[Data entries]

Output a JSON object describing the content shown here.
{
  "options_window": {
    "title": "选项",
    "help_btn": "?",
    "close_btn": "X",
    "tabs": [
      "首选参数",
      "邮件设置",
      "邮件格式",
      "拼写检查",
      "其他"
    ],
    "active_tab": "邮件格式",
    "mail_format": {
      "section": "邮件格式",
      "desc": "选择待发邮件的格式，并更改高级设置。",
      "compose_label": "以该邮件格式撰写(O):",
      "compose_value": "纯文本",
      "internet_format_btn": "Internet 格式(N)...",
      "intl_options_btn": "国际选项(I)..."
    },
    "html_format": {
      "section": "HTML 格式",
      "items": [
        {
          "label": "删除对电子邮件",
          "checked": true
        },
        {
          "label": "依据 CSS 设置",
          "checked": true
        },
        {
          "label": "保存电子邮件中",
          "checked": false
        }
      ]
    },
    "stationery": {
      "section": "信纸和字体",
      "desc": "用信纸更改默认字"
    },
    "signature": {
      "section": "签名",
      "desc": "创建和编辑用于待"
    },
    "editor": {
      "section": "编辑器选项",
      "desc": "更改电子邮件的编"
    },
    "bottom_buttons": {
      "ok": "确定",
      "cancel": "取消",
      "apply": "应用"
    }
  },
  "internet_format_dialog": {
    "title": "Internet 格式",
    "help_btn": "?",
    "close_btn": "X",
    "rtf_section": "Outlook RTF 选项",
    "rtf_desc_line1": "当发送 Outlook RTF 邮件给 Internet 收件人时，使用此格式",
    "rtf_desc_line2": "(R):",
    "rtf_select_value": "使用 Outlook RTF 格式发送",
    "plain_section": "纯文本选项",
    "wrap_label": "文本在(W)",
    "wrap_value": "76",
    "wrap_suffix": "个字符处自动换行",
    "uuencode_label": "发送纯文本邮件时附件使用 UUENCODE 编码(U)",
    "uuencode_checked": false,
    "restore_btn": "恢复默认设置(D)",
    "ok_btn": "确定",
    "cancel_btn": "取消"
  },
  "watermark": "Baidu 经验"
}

THE TASK:
Reproduce all data above, unchanged.

ANSWER TO THIS EXERCISE:
Output a JSON object describing the content shown here.
{
  "options_window": {
    "title": "选项",
    "help_btn": "?",
    "close_btn": "X",
    "tabs": [
      "首选参数",
      "邮件设置",
      "邮件格式",
      "拼写检查",
      "其他"
    ],
    "active_tab": "邮件格式",
    "mail_format": {
      "section": "邮件格式",
      "desc": "选择待发邮件的格式，并更改高级设置。",
      "compose_label": "以该邮件格式撰写(O):",
      "compose_value": "纯文本",
      "internet_format_btn": "Internet 格式(N)...",
      "intl_options_btn": "国际选项(I)..."
    },
    "html_format": {
      "section": "HTML 格式",
      "items": [
        {
          "label": "删除对电子邮件",
          "checked": true
        },
        {
          "label": "依据 CSS 设置",
          "checked": true
        },
        {
          "label": "保存电子邮件中",
          "checked": false
        }
      ]
    },
    "stationery": {
      "section": "信纸和字体",
      "desc": "用信纸更改默认字"
    },
    "signature": {
      "section": "签名",
      "desc": "创建和编辑用于待"
    },
    "editor": {
      "section": "编辑器选项",
      "desc": "更改电子邮件的编"
    },
    "bottom_buttons": {
      "ok": "确定",
      "cancel": "取消",
      "apply": "应用"
    }
  },
  "internet_format_dialog": {
    "title": "Internet 格式",
    "help_btn": "?",
    "close_btn": "X",
    "rtf_section": "Outlook RTF 选项",
    "rtf_desc_line1": "当发送 Outlook RTF 邮件给 Internet 收件人时，使用此格式",
    "rtf_desc_line2": "(R):",
    "rtf_select_value": "使用 Outlook RTF 格式发送",
    "plain_section": "纯文本选项",
    "wrap_label": "文本在(W)",
    "wrap_value": "76",
    "wrap_suffix": "个字符处自动换行",
    "uuencode_label": "发送纯文本邮件时附件使用 UUENCODE 编码(U)",
    "uuencode_checked": false,
    "restore_btn": "恢复默认设置(D)",
    "ok_btn": "确定",
    "cancel_btn": "取消"
  },
  "watermark": "Baidu 经验"
}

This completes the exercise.